■ **The problem**
Check each line of the listing for the word "Management" and give only the number of lines that have it.
▬▬▬▬▬▬
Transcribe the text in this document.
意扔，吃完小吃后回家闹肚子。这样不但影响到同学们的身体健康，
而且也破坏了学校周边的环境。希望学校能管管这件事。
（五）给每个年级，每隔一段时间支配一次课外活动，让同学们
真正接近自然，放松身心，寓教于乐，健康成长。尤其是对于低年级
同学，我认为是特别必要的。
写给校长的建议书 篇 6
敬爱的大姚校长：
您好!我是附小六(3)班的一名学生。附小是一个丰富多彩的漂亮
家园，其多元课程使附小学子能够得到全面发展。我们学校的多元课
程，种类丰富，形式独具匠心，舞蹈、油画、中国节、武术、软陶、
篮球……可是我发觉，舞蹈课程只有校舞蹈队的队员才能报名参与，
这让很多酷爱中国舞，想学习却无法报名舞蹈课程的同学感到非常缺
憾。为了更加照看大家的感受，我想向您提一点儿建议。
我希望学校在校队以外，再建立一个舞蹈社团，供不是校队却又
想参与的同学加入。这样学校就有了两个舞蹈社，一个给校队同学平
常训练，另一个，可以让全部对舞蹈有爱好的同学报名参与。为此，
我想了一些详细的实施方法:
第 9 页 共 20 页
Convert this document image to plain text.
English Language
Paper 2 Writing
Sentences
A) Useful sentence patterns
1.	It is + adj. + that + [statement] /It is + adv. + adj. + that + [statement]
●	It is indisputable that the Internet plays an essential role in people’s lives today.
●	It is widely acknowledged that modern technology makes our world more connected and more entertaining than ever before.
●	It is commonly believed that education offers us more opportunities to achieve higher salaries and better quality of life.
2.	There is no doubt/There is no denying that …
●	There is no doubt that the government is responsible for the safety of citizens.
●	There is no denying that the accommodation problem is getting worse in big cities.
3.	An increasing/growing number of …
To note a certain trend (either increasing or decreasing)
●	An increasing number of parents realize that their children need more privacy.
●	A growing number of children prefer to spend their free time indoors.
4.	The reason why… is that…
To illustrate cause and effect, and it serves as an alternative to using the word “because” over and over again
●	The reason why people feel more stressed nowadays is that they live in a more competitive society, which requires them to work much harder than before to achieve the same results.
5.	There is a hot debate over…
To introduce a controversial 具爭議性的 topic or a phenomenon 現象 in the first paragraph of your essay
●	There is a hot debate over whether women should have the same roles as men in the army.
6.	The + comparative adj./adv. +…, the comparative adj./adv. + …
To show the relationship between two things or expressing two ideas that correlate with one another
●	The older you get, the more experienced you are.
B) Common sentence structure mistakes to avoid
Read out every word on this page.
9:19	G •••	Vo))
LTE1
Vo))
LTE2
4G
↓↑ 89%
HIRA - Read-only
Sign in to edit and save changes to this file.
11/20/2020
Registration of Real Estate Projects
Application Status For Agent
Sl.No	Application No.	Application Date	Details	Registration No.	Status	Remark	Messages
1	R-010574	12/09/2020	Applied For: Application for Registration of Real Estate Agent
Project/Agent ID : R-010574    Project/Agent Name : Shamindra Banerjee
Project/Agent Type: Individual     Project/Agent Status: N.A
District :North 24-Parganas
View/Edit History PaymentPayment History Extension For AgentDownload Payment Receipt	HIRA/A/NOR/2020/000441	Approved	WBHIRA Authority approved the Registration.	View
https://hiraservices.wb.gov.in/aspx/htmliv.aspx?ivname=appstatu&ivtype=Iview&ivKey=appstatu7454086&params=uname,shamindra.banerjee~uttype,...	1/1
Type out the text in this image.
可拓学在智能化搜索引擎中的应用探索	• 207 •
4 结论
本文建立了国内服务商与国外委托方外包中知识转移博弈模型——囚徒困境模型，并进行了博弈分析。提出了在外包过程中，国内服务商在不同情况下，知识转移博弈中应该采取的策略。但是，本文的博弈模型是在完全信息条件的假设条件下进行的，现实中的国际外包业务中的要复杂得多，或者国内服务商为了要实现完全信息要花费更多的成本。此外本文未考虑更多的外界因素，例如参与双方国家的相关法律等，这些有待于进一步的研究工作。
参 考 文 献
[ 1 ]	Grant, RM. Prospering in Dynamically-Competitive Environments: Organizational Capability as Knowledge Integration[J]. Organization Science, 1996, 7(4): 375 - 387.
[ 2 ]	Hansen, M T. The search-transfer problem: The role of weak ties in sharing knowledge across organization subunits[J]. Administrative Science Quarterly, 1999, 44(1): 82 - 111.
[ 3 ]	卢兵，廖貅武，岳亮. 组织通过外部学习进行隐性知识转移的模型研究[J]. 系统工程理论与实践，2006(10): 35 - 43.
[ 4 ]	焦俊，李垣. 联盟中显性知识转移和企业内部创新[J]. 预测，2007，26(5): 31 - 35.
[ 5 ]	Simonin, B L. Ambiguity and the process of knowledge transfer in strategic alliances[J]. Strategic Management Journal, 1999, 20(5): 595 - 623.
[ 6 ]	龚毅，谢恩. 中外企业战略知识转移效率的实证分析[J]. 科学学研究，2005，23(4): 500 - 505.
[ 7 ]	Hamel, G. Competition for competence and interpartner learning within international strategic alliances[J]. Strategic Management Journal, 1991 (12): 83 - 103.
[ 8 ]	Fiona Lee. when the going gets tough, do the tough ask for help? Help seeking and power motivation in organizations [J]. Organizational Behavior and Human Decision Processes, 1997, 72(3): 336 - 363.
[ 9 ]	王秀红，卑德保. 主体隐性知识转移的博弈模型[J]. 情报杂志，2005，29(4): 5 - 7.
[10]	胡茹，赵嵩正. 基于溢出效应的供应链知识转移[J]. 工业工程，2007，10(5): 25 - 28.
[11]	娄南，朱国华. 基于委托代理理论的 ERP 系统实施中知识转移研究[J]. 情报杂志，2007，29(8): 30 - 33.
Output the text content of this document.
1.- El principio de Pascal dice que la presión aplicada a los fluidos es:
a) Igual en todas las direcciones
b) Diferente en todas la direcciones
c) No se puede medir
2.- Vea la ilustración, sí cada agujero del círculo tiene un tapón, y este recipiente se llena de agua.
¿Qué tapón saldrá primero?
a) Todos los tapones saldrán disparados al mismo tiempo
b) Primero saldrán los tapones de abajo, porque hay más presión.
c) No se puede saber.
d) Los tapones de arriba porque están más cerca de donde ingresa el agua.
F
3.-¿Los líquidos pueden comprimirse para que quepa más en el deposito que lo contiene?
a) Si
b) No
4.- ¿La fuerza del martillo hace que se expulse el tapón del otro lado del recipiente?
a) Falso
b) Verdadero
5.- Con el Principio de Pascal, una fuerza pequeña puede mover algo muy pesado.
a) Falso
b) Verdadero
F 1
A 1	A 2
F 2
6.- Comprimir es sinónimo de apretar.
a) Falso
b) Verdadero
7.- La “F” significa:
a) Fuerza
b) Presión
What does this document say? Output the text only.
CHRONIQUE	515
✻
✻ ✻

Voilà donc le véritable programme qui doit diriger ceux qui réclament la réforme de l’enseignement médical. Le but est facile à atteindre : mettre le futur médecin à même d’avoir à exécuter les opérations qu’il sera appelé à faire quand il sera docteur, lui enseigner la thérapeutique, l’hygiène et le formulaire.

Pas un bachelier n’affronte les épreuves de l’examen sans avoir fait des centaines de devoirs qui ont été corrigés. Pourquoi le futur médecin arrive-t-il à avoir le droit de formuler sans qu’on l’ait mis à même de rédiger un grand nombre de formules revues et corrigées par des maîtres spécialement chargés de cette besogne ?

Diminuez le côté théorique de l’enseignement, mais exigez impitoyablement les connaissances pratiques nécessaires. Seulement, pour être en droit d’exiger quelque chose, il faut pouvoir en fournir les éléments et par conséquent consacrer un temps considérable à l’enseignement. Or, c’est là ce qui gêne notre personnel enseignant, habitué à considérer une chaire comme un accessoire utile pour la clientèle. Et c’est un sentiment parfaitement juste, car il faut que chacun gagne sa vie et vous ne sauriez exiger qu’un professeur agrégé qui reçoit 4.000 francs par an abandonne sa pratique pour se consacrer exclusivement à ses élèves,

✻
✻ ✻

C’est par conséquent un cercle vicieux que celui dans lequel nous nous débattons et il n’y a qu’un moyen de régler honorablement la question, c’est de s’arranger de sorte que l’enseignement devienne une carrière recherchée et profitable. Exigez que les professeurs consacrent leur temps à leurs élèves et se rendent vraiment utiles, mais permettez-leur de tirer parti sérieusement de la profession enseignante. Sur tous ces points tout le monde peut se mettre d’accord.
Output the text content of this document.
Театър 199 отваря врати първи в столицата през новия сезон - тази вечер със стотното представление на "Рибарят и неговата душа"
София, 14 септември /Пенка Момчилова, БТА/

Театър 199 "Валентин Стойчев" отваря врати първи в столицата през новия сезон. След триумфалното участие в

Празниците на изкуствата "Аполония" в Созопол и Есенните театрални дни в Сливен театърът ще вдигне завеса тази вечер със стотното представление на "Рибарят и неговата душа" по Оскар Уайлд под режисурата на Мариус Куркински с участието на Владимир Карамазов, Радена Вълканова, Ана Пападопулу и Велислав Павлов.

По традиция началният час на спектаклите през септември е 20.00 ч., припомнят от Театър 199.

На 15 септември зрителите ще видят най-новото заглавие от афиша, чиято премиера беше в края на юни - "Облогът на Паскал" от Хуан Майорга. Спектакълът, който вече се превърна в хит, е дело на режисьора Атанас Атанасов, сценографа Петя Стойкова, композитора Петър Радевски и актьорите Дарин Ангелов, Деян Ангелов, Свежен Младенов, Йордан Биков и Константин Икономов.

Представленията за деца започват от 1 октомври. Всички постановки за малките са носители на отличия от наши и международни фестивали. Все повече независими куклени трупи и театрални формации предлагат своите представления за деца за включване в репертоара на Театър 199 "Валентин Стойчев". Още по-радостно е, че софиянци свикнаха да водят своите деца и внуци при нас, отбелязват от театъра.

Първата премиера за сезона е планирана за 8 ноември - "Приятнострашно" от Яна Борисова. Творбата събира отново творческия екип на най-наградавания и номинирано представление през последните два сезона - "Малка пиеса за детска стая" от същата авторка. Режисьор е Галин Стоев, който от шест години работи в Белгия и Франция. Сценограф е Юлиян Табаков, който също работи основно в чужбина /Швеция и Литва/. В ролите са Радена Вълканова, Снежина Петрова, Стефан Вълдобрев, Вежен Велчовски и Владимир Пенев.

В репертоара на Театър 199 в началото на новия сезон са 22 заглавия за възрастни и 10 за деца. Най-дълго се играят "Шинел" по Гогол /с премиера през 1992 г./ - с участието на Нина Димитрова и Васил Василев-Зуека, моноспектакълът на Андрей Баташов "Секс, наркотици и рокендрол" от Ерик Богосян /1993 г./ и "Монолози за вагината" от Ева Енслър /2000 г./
▬▬▬▬▬▬
■ **Written response**
2